§ Prompt
Any pictures in the records below should be skipped; write out everything else exactly.

-- Start Data extract --

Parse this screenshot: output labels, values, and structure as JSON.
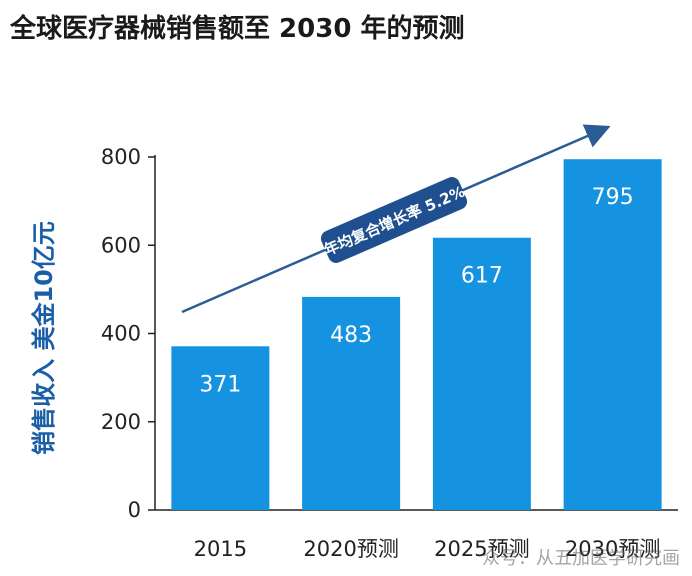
{
  "chart_data": {
    "type": "bar",
    "title": "全球医疗器械销售额至 2030 年的预测",
    "ylabel": "销售收入 美金10亿元",
    "categories": [
      "2015",
      "2020预测",
      "2025预测",
      "2030预测"
    ],
    "values": [
      371,
      483,
      617,
      795
    ],
    "data_labels": [
      "371",
      "483",
      "617",
      "795"
    ],
    "ylim": [
      0,
      800
    ],
    "yticks": [
      0,
      200,
      400,
      600,
      800
    ],
    "grid": false,
    "annotation": "年均复合增长率 5.2%",
    "colors": {
      "bar": "#1593e0",
      "bar_label": "#ffffff",
      "axis_label": "#1b5ea8",
      "annotation_bg": "#1f4f8f",
      "trend_arrow": "#2b5d94",
      "axis": "#222222"
    }
  },
  "watermark": "众号：从五加医学研究画"
}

-- End Data extract --

§ Task answer
Parse this screenshot: output labels, values, and structure as JSON.
{
  "chart_data": {
    "type": "bar",
    "title": "全球医疗器械销售额至 2030 年的预测",
    "ylabel": "销售收入 美金10亿元",
    "categories": [
      "2015",
      "2020预测",
      "2025预测",
      "2030预测"
    ],
    "values": [
      371,
      483,
      617,
      795
    ],
    "data_labels": [
      "371",
      "483",
      "617",
      "795"
    ],
    "ylim": [
      0,
      800
    ],
    "yticks": [
      0,
      200,
      400,
      600,
      800
    ],
    "grid": false,
    "annotation": "年均复合增长率 5.2%",
    "colors": {
      "bar": "#1593e0",
      "bar_label": "#ffffff",
      "axis_label": "#1b5ea8",
      "annotation_bg": "#1f4f8f",
      "trend_arrow": "#2b5d94",
      "axis": "#222222"
    }
  },
  "watermark": "众号：从五加医学研究画"
}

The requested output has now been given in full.